Provided entries:
---
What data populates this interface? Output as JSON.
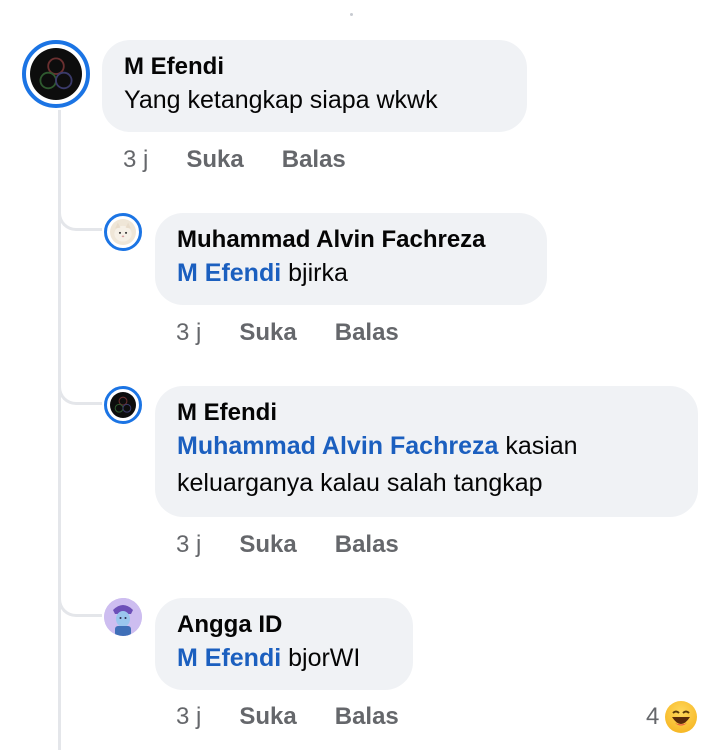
{
  "comments": [
    {
      "author": "M Efendi",
      "text": "Yang ketangkap siapa wkwk",
      "time": "3 j",
      "like_label": "Suka",
      "reply_label": "Balas"
    },
    {
      "author": "Muhammad Alvin Fachreza",
      "mention": "M Efendi",
      "text": " bjirka",
      "time": "3 j",
      "like_label": "Suka",
      "reply_label": "Balas"
    },
    {
      "author": "M Efendi",
      "mention": "Muhammad Alvin Fachreza",
      "text_line1": " kasian",
      "text_line2": "keluarganya kalau salah tangkap",
      "time": "3 j",
      "like_label": "Suka",
      "reply_label": "Balas"
    },
    {
      "author": "Angga ID",
      "mention": "M Efendi",
      "text": " bjorWI",
      "time": "3 j",
      "like_label": "Suka",
      "reply_label": "Balas",
      "reaction_count": "4",
      "reaction_icon": "laughing-emoji-icon"
    }
  ],
  "colors": {
    "bubble": "#f0f2f5",
    "mention": "#1b5fbf",
    "meta": "#65676b",
    "story_ring": "#1b74e4",
    "thread_line": "#e4e6ea"
  }
}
---
Required task: Reproduce each line holding the word "Fachreza".

Answer to the exercise:
      "author": "Muhammad Alvin Fachreza",
      "mention": "Muhammad Alvin Fachreza",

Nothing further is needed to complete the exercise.